Your instructions:
Search the listing below for the string "типа" and show each line that contains it.

--- start Excerpted records ---

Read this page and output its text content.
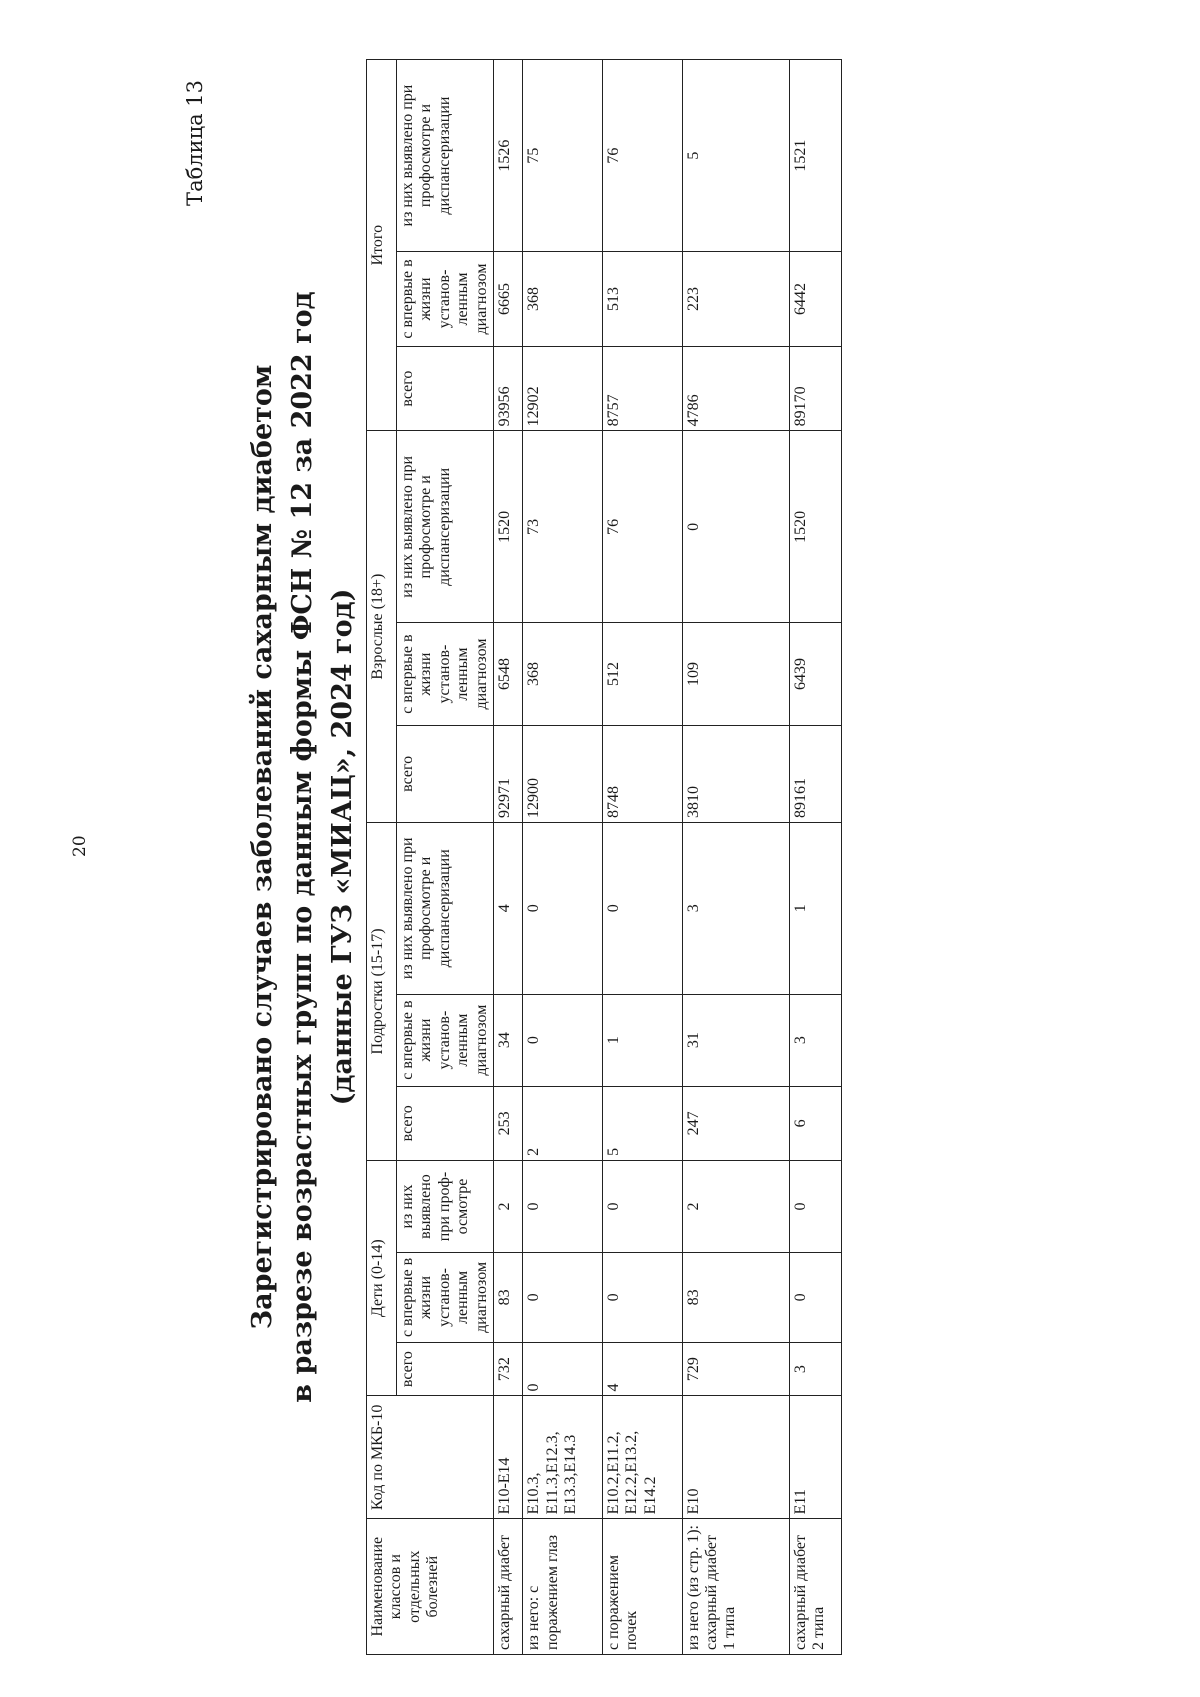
20
Таблица 13
Зарегистрировано случаев заболеваний сахарным диабетом в разрезе возрастных групп по данным формы ФСН № 12 за 2022 год (данные ГУЗ «МИАЦ», 2024 год)
Наименование классов и отдельных болезней	Код по МКБ-10	Дети (0-14)			Подростки (15-17)			Взрослые (18+)			Итого		
		всего	с впервые в жизни установ-ленным диагнозом	из них выявлено при проф-осмотре	всего	с впервые в жизни установ-ленным диагнозом	из них выявлено при профосмотре и диспансеризации	всего	с впервые в жизни установ-ленным диагнозом	из них выявлено при профосмотре и диспансеризации	всего	с впервые в жизни установ-ленным диагнозом	из них выявлено при профосмотре и диспансеризации
сахарный диабет	E10-E14	732	83	2	253	34	4	92971	6548	1520	93956	6665	1526
из него: с поражением глаз	E10.3, E11.3,E12.3, E13.3,E14.3	0	0	0	2	0	0	12900	368	73	12902	368	75
с поражением почек	E10.2,E11.2, E12.2,E13.2, E14.2	4	0	0	5	1	0	8748	512	76	8757	513	76
из него (из стр. 1): сахарный диабет 1 типа	E10	729	83	2	247	31	3	3810	109	0	4786	223	5
сахарный диабет 2 типа	E11	3	0	0	6	3	1	89161	6439	1520	89170	6442	1521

--- end Excerpted records ---

Exercise output:
из него (из стр. 1): сахарный диабет 1 типа	E10	729	83	2	247	31	3	3810	109	0	4786	223	5
сахарный диабет 2 типа	E11	3	0	0	6	3	1	89161	6439	1520	89170	6442	1521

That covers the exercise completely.